## WORK TO COMPLETE:
Work out how many lines in the entries contain the string "different", and give nothing but that number.

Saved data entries
___

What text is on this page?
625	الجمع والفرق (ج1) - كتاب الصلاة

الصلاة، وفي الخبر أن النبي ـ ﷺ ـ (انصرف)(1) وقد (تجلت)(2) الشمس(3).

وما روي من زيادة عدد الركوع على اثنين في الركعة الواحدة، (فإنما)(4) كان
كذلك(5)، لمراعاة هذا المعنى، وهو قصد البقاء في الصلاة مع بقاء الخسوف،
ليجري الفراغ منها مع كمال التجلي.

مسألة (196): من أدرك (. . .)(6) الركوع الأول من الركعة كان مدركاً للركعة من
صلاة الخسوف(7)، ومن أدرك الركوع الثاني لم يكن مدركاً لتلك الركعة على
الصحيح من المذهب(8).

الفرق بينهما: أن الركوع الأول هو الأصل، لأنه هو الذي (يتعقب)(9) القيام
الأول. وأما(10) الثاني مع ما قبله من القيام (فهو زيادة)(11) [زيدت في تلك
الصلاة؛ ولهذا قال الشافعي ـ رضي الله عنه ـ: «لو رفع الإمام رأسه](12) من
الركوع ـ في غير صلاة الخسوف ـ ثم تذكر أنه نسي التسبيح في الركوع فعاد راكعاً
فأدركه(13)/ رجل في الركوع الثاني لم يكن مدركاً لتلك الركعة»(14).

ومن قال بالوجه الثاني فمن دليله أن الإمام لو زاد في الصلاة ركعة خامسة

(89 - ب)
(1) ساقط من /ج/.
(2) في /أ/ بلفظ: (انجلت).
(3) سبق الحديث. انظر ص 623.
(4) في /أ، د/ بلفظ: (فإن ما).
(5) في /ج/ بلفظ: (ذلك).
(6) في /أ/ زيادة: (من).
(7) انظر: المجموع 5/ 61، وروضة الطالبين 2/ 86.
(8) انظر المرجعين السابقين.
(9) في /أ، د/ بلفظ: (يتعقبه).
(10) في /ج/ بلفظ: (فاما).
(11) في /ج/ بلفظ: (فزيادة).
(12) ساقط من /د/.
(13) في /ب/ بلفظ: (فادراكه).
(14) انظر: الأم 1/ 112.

___

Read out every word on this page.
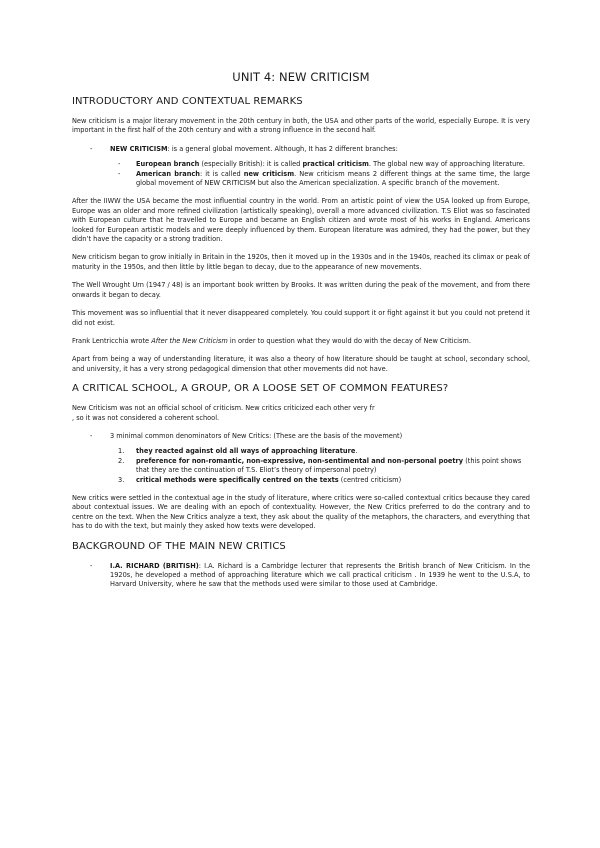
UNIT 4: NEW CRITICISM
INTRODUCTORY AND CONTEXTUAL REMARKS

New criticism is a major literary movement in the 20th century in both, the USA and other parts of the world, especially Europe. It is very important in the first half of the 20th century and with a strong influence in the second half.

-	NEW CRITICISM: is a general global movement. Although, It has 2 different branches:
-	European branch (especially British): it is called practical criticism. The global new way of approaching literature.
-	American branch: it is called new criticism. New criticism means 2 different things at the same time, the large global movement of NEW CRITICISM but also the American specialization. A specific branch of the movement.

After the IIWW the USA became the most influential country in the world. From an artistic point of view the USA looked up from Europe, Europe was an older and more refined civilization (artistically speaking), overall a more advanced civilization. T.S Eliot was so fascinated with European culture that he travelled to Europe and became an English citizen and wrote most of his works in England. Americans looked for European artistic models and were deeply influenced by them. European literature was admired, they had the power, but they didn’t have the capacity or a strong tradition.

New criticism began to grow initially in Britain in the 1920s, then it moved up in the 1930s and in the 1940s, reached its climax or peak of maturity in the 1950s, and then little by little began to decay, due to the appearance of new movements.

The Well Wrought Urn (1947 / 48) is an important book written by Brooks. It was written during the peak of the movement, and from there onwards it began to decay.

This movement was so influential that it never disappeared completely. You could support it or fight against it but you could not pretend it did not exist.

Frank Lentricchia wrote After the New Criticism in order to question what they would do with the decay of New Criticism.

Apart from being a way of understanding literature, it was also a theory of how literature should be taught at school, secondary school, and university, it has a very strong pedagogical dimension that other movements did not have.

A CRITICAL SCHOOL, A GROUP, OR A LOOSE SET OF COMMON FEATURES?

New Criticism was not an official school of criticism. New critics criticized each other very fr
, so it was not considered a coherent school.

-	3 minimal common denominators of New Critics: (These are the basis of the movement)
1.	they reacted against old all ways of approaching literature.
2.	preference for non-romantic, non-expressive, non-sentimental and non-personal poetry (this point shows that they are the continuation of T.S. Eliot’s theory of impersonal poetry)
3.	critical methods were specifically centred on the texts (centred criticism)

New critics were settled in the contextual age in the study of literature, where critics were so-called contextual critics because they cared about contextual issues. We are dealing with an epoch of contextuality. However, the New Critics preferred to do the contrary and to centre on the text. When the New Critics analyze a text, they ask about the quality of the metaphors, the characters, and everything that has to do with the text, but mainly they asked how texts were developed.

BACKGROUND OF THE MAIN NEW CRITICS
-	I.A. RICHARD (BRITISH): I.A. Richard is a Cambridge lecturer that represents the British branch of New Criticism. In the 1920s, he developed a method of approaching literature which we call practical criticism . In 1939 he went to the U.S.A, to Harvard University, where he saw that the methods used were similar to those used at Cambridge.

___

## FINISHED ANSWER:
2